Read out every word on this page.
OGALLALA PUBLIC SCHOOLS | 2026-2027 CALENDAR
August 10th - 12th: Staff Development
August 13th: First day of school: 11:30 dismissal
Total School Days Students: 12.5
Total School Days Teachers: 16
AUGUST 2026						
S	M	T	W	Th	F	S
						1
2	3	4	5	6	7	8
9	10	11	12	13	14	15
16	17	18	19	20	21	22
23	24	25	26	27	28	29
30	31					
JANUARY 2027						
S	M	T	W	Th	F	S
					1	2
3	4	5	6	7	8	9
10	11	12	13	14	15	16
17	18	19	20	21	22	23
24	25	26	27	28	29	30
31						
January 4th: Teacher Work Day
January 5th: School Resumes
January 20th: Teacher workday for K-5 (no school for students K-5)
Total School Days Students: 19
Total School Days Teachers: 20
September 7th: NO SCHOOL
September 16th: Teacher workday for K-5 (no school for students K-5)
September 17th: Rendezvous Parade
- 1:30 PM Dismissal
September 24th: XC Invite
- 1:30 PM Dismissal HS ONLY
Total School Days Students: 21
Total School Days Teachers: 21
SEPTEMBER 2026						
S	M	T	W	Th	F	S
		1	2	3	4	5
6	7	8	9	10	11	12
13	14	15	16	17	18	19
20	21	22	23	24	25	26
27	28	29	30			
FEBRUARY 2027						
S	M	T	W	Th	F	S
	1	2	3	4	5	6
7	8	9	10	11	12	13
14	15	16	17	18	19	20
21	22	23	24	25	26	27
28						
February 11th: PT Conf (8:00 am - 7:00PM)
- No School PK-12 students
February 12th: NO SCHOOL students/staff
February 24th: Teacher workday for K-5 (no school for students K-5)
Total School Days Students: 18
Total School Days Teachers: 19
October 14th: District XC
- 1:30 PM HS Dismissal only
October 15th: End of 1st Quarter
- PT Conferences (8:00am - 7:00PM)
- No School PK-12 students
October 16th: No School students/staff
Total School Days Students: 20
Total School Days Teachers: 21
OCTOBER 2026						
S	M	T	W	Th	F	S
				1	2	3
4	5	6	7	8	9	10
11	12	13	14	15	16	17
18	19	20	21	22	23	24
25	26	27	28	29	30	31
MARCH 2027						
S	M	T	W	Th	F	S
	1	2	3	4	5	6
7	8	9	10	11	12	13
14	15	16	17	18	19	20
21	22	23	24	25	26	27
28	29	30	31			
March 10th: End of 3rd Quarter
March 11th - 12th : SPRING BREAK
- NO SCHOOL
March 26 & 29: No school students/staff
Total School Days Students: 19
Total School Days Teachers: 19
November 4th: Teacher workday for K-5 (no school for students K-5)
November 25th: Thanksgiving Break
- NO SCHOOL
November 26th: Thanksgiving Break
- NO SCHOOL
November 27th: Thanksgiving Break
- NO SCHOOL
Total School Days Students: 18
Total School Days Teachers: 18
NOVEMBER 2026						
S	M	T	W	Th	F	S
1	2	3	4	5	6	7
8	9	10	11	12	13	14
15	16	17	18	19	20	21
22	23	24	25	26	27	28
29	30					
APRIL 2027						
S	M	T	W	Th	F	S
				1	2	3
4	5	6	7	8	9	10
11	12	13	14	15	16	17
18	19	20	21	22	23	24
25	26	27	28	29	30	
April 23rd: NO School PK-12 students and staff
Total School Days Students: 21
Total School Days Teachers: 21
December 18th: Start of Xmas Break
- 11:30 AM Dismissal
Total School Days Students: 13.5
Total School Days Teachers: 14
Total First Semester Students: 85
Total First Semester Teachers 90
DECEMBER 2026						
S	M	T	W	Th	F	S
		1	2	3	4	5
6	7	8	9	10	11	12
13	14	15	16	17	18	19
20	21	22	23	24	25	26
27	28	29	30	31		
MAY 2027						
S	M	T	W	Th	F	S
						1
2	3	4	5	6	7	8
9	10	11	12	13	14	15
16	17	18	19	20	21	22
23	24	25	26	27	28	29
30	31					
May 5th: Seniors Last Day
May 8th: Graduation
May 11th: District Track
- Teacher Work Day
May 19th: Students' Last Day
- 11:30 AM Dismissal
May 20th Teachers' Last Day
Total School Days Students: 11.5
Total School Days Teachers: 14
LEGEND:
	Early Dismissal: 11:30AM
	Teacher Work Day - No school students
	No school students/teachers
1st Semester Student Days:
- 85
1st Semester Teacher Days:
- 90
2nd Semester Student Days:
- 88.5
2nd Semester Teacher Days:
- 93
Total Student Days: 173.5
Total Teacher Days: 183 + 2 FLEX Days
# # #
### What to work on
In the lines above, locate the string "First". Copy every line where it occurs.

### Exercise answer
August 13th: First day of school: 11:30 dismissal
Total First Semester Students: 85
Total First Semester Teachers 90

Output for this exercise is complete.